Supplied entries:
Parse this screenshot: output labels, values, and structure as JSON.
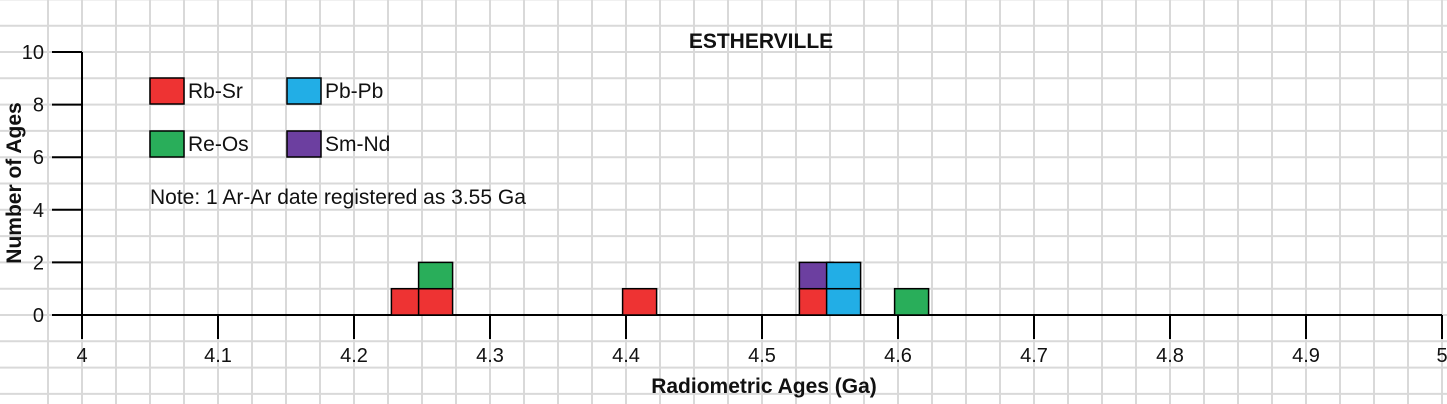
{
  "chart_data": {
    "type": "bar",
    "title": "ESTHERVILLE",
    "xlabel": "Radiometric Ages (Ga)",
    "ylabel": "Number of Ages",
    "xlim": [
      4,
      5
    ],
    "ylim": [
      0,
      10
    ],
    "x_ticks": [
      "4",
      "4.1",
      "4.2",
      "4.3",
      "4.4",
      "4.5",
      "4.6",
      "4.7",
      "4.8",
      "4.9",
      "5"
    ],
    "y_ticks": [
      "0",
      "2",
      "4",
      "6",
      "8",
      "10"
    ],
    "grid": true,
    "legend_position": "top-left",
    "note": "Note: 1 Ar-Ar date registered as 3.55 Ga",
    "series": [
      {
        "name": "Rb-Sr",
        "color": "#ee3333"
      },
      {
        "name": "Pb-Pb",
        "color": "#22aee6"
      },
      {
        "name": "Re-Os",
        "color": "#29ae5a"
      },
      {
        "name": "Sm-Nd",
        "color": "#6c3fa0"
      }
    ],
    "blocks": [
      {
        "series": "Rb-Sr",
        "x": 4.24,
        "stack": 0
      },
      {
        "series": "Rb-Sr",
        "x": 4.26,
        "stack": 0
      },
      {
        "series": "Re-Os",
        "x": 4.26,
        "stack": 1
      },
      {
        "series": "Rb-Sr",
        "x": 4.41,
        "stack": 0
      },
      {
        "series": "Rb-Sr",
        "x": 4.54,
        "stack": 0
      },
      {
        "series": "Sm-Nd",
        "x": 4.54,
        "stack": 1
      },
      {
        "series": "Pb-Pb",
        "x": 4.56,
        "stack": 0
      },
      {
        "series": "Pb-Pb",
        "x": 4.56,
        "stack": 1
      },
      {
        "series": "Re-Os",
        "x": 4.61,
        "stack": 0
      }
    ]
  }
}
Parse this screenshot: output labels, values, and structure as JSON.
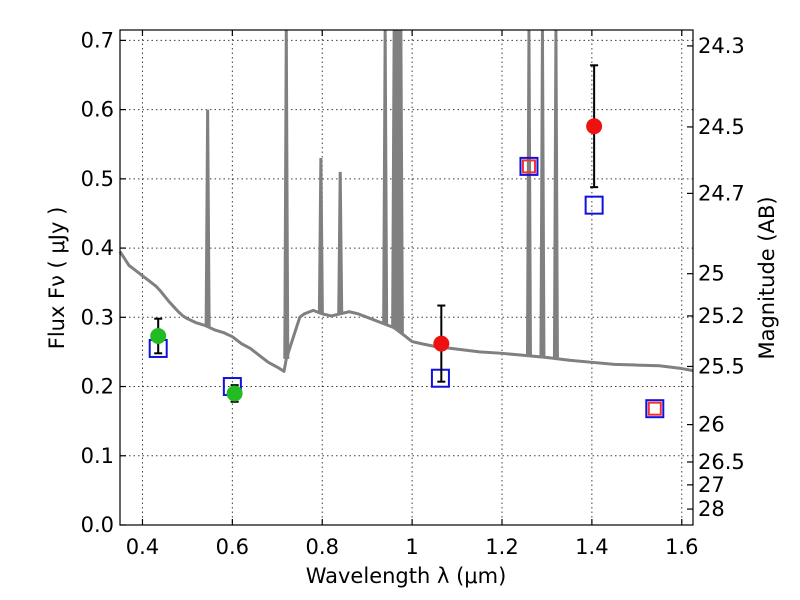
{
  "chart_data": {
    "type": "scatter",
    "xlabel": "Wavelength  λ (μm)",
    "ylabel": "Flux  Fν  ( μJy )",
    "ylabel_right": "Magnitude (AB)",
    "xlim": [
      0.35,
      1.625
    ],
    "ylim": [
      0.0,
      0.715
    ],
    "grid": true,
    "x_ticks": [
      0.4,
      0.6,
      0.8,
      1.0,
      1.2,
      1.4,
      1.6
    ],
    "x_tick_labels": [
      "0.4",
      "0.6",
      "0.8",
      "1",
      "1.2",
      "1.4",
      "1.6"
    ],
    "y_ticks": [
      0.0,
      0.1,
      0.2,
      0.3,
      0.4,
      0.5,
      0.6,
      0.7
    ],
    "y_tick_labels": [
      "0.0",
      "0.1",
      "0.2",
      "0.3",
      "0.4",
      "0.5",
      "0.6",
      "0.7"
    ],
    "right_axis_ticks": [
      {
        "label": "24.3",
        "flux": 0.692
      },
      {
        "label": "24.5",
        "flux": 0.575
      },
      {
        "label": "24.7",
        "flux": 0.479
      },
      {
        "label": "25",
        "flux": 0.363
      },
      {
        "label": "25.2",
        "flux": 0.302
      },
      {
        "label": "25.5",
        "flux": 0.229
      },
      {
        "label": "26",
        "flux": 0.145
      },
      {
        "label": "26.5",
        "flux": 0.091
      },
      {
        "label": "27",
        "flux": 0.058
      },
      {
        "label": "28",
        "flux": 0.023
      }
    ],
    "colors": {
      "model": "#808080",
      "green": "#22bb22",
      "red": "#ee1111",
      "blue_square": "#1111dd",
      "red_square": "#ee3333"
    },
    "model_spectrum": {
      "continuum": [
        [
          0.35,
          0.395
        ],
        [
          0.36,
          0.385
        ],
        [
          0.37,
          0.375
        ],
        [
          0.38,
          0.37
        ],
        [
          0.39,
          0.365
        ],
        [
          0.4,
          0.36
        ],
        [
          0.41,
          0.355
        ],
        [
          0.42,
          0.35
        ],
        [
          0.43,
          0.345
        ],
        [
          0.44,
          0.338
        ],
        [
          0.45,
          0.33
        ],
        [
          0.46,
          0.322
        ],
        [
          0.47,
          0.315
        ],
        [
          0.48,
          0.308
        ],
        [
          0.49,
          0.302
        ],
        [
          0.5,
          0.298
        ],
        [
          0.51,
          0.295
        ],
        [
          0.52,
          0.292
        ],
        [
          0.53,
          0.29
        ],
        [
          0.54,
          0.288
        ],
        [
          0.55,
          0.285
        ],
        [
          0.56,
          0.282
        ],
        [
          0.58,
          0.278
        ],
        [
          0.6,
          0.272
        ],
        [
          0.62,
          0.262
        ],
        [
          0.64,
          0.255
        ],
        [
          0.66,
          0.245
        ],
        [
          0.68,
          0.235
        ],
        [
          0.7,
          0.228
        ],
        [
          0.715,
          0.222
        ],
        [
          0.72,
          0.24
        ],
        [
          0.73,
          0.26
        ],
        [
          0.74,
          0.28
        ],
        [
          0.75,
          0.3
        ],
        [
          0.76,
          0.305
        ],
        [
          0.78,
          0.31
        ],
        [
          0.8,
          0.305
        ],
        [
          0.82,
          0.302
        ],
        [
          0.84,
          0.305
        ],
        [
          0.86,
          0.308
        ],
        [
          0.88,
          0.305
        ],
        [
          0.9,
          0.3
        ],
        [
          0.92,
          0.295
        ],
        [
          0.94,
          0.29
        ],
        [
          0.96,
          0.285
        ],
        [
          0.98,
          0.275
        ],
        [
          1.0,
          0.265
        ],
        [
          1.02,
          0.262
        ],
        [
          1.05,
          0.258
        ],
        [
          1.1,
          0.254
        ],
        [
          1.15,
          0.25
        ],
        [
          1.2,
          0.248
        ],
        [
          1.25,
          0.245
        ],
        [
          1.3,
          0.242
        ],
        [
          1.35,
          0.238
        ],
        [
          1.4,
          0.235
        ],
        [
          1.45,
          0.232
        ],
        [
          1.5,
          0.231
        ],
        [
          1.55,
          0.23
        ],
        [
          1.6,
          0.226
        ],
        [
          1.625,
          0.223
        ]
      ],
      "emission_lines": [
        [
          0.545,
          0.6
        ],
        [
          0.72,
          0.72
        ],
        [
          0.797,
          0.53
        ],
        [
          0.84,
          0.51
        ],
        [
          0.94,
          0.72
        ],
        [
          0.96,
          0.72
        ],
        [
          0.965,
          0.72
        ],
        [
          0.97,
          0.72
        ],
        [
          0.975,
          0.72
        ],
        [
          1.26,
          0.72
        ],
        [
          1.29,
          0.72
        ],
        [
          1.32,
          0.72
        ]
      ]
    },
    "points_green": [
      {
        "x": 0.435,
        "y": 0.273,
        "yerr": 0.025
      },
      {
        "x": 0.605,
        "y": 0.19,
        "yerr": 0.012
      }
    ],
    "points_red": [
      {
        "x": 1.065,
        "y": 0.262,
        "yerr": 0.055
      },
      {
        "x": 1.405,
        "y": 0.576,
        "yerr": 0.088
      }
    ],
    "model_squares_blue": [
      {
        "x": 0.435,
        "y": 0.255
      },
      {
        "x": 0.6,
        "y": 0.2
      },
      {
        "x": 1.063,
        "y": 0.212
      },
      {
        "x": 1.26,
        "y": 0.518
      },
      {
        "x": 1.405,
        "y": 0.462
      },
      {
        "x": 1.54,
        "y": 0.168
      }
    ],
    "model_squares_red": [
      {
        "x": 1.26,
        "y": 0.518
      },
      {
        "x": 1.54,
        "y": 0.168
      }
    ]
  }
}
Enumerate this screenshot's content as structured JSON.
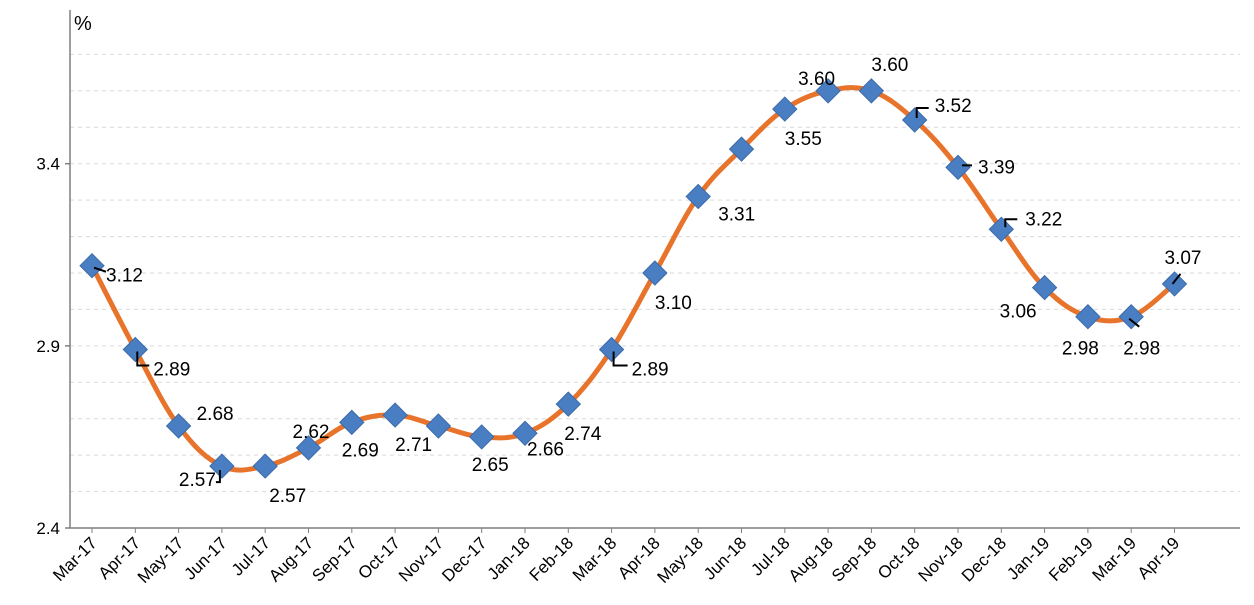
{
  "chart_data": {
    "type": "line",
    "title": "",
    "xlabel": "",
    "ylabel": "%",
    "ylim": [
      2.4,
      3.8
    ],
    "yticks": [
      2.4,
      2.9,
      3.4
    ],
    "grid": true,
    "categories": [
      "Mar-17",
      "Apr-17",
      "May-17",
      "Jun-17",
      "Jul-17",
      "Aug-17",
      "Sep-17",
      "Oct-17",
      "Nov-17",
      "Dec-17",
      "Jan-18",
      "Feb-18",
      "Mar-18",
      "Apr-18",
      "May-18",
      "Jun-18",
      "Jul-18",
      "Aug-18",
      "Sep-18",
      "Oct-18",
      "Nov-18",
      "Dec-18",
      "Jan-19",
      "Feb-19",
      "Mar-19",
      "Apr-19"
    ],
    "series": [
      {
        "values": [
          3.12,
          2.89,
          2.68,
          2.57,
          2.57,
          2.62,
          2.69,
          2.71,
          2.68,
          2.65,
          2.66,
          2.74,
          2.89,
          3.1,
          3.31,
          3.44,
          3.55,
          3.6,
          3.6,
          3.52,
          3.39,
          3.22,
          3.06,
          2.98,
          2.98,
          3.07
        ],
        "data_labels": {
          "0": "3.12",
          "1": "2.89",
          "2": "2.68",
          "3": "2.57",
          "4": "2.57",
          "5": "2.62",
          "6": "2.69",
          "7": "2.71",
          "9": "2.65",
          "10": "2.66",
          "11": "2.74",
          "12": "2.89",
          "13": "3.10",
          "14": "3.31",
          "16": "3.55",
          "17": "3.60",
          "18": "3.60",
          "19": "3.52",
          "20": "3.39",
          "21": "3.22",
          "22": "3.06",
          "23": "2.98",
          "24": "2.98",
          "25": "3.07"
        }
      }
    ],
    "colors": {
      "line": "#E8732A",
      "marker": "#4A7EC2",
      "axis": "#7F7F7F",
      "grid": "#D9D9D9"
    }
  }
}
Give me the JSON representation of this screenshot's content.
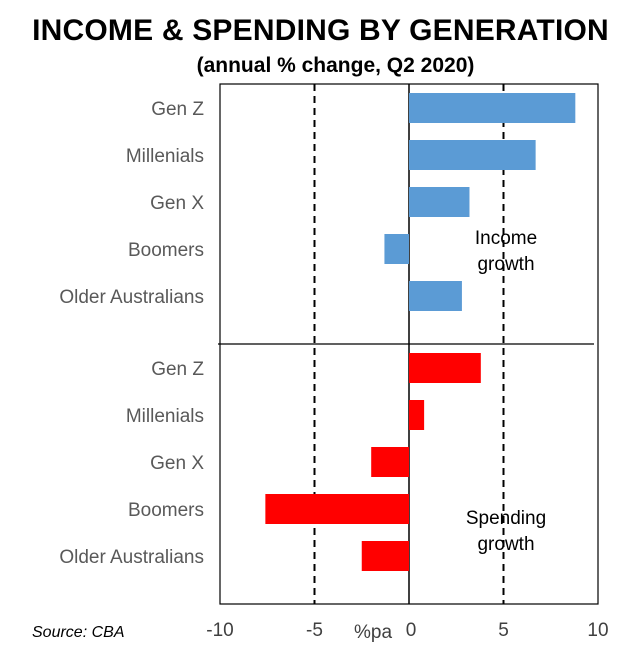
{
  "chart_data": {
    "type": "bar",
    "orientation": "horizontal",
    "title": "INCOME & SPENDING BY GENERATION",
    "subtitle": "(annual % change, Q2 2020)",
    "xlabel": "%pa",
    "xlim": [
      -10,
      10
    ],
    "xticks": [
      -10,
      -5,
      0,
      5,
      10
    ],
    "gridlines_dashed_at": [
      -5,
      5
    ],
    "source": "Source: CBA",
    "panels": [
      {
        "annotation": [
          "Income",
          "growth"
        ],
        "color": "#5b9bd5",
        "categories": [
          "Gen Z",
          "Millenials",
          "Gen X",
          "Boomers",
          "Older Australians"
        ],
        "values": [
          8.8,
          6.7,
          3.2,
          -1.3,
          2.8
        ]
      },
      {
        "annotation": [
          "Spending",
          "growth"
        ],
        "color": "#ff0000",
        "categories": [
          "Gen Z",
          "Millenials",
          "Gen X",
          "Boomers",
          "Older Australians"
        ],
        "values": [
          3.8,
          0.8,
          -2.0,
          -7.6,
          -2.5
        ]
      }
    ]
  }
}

Aim of the exercise: Where a line of the entries contains the word "type", copy that line.

Exercise solution:
    "type": "bar",
    "type": "scatter",
    "type": "line",
    "type": "bar",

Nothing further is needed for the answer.